— START OF PROVIDED INFORMATION —
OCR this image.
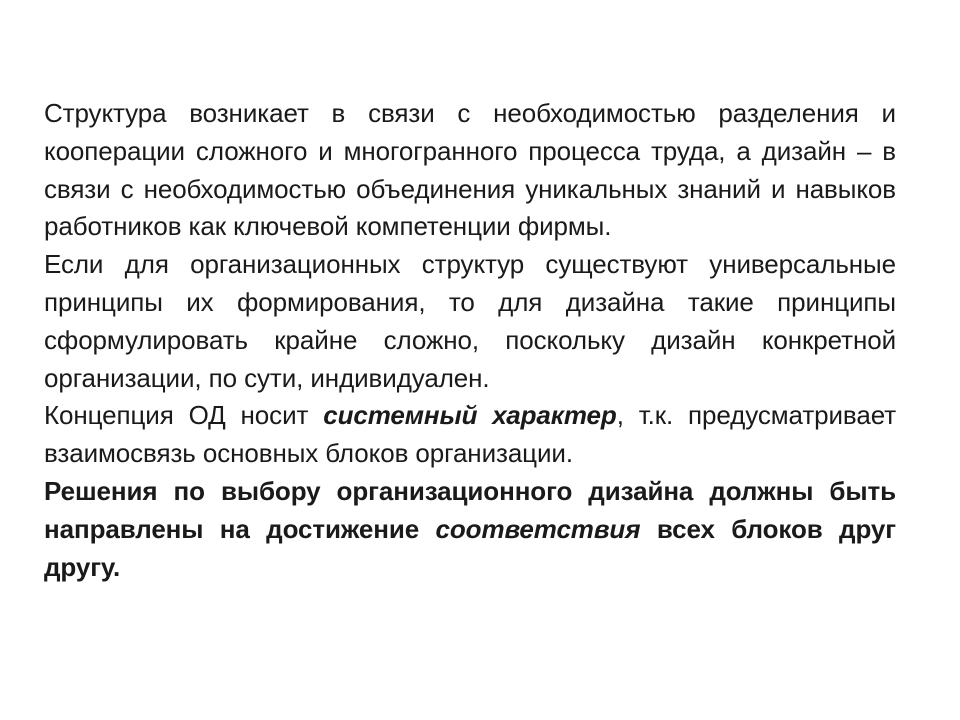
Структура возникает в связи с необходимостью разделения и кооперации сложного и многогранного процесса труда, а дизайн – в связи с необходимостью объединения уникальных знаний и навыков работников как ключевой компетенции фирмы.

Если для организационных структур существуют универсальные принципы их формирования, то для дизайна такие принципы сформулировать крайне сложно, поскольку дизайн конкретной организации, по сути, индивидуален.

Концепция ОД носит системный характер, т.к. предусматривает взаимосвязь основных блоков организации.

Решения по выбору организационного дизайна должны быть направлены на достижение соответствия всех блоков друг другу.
— END OF PROVIDED INFORMATION —
Copy all lines of the material above where the string "дизайна" occurs.

▶ **EXERCISE SOLUTION**:
Если для организационных структур существуют универсальные принципы их формирования, то для дизайна такие принципы сформулировать крайне сложно, поскольку дизайн конкретной организации, по сути, индивидуален.
Решения по выбору организационного дизайна должны быть направлены на достижение соответствия всех блоков друг другу.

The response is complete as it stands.